- _Your instructions_:
From the entries below, gather every line containing the string "المعلومات".
::::
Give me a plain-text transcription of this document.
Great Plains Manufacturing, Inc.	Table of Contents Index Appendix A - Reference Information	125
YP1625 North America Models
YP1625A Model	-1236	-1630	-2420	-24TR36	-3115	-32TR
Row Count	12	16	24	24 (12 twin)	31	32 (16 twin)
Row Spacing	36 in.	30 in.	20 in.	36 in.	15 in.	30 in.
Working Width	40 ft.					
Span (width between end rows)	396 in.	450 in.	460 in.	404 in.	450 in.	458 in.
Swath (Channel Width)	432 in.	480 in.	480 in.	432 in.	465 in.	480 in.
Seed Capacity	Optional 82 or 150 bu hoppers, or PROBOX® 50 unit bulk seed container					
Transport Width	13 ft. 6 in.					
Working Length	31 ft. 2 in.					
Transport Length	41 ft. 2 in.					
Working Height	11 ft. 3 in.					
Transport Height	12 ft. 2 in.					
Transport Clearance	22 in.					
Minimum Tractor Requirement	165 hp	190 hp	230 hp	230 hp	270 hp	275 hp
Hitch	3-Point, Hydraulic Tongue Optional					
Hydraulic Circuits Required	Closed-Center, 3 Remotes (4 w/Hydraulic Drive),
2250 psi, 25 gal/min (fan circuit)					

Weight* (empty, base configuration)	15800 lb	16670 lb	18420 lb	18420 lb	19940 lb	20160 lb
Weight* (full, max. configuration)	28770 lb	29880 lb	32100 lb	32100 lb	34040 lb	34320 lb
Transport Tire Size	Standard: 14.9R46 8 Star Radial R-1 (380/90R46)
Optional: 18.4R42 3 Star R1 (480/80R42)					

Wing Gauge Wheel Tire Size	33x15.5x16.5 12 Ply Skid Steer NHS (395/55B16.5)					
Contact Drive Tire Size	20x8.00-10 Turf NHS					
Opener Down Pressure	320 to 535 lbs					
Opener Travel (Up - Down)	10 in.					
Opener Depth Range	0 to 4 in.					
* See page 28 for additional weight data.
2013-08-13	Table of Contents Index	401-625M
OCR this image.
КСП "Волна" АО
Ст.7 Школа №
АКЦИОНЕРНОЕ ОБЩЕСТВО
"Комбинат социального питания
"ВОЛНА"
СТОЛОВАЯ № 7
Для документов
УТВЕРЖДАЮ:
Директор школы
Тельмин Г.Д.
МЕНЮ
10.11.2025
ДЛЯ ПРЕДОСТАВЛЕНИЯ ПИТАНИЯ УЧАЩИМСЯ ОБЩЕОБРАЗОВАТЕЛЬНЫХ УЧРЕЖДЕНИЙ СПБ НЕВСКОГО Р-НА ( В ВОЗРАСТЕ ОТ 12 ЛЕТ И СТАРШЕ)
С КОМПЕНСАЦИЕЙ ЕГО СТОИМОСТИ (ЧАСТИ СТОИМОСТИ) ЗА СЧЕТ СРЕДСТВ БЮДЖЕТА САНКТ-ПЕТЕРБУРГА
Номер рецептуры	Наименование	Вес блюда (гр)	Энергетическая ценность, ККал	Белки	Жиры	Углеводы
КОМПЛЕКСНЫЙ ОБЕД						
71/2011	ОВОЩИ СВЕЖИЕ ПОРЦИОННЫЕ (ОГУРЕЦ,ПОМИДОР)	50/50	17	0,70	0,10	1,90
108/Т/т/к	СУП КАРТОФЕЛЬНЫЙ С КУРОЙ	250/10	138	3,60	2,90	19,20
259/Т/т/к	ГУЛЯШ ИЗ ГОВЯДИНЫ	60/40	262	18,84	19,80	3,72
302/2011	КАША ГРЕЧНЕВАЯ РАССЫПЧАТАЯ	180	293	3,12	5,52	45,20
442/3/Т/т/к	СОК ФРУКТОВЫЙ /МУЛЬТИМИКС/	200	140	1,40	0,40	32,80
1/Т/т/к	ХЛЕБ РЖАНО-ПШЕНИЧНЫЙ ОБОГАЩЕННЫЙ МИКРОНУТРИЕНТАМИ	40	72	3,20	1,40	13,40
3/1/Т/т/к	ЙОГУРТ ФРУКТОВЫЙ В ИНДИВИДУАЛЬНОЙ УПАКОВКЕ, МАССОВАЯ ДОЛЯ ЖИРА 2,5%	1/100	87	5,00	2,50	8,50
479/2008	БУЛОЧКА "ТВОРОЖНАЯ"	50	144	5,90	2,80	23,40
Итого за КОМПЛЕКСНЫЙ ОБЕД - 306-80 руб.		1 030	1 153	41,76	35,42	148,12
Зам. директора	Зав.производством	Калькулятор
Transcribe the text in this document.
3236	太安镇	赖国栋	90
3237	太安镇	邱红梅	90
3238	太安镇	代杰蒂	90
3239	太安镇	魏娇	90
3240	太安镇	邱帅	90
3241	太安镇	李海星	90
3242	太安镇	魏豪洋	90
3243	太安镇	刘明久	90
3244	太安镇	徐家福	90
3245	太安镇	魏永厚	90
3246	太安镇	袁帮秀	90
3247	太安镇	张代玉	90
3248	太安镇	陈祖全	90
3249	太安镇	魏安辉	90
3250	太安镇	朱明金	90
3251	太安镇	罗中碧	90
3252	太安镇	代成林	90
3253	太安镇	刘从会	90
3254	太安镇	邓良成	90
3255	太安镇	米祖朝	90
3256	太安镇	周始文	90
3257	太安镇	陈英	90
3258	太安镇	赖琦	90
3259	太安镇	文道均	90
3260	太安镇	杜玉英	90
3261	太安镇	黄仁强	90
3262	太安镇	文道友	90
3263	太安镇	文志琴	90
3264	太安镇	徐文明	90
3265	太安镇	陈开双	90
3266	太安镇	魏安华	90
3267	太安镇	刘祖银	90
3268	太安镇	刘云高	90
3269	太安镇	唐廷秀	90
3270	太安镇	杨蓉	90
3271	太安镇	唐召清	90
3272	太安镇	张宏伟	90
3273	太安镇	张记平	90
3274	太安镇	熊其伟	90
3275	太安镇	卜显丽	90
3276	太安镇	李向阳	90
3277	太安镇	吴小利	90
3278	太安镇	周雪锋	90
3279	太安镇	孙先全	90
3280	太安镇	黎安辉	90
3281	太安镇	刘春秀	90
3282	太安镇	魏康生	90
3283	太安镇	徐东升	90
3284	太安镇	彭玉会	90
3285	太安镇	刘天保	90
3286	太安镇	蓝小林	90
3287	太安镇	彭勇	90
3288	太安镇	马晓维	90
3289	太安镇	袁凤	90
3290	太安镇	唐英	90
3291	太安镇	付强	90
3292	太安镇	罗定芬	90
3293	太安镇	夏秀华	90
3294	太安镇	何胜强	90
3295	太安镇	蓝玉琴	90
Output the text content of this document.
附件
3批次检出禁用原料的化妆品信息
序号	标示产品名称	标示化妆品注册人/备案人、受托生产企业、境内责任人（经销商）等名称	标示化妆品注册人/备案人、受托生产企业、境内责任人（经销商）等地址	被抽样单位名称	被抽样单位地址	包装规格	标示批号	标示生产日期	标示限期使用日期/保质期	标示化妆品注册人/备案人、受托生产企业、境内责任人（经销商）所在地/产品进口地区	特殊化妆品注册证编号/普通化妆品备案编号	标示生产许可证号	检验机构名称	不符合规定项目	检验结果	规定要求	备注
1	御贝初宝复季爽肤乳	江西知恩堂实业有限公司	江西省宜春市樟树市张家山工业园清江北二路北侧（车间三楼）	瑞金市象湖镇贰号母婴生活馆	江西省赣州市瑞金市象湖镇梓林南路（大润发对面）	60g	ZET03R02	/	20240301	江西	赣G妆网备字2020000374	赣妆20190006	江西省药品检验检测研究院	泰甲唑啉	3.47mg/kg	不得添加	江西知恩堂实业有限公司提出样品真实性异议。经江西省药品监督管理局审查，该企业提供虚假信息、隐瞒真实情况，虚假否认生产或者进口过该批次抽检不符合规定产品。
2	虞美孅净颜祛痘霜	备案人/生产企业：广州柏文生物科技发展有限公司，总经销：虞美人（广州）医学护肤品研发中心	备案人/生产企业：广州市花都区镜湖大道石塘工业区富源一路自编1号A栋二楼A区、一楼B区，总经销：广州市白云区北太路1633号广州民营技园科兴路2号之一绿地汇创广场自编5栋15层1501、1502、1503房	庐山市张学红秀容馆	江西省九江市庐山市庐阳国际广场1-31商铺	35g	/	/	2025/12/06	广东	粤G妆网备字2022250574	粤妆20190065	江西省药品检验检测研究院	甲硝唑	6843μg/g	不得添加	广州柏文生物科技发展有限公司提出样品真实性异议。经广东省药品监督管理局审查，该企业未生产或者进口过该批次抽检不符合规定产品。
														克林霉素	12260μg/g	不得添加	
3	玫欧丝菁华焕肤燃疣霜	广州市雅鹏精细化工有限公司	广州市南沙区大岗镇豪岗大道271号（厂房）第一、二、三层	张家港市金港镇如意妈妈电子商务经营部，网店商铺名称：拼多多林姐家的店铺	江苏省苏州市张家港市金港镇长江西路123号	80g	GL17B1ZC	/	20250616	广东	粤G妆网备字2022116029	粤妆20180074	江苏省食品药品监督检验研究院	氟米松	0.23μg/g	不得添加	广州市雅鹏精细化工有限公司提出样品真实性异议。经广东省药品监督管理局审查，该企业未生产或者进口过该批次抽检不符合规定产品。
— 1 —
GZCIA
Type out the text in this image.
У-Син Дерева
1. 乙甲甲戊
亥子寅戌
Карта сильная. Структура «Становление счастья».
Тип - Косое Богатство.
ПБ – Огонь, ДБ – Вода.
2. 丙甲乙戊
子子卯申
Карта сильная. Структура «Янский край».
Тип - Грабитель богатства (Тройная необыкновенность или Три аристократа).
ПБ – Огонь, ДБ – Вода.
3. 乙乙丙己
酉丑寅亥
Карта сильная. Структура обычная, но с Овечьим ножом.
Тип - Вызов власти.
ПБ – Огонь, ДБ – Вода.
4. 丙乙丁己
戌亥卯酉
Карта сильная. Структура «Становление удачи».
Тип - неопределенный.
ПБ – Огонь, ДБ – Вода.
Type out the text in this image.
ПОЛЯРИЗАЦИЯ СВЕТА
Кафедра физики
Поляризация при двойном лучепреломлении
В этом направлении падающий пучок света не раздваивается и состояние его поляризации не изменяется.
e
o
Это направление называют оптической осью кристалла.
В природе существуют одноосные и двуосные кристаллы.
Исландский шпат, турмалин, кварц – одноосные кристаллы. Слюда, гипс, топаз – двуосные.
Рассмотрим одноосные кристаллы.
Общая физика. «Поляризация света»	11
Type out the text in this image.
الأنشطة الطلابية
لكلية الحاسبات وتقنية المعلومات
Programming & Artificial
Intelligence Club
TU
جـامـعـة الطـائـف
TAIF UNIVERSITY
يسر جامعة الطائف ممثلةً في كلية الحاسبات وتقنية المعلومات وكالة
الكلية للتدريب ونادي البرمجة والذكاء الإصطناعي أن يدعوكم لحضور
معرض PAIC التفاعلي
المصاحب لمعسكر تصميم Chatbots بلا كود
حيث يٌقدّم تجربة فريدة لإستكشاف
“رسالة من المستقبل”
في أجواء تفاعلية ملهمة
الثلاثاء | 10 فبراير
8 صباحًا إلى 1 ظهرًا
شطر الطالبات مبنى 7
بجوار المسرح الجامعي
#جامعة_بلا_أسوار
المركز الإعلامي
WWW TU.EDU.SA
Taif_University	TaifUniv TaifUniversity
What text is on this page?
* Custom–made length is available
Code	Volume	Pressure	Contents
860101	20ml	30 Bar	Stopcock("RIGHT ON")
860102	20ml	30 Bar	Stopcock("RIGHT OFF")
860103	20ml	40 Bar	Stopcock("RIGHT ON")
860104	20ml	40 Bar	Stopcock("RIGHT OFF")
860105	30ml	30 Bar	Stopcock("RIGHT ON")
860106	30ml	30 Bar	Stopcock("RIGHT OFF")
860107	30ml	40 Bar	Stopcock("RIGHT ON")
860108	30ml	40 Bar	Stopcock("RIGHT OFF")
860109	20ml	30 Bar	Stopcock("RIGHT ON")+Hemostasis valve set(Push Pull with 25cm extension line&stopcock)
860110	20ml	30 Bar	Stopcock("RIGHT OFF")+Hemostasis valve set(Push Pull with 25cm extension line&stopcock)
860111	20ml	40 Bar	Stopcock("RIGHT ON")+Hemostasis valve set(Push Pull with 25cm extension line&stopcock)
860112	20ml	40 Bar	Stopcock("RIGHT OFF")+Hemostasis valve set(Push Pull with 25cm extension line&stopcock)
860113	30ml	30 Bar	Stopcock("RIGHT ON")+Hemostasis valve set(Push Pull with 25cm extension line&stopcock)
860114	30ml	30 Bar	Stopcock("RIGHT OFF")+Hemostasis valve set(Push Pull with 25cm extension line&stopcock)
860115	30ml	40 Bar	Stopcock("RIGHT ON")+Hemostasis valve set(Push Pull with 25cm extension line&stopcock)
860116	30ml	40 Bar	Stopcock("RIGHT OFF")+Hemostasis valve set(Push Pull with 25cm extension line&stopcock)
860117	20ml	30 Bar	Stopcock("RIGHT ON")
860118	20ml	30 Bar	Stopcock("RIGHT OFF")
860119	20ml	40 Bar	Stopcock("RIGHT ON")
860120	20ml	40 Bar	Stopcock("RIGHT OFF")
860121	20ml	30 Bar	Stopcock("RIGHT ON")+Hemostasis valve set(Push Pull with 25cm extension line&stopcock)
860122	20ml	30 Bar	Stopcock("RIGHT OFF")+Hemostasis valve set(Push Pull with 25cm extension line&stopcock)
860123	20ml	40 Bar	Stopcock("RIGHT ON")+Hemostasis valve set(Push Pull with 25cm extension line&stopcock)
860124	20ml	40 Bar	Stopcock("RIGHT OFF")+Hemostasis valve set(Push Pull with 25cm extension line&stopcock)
::::
- _Final result_:
لكلية الحاسبات وتقنية المعلومات
يسر جامعة الطائف ممثلةً في كلية الحاسبات وتقنية المعلومات وكالة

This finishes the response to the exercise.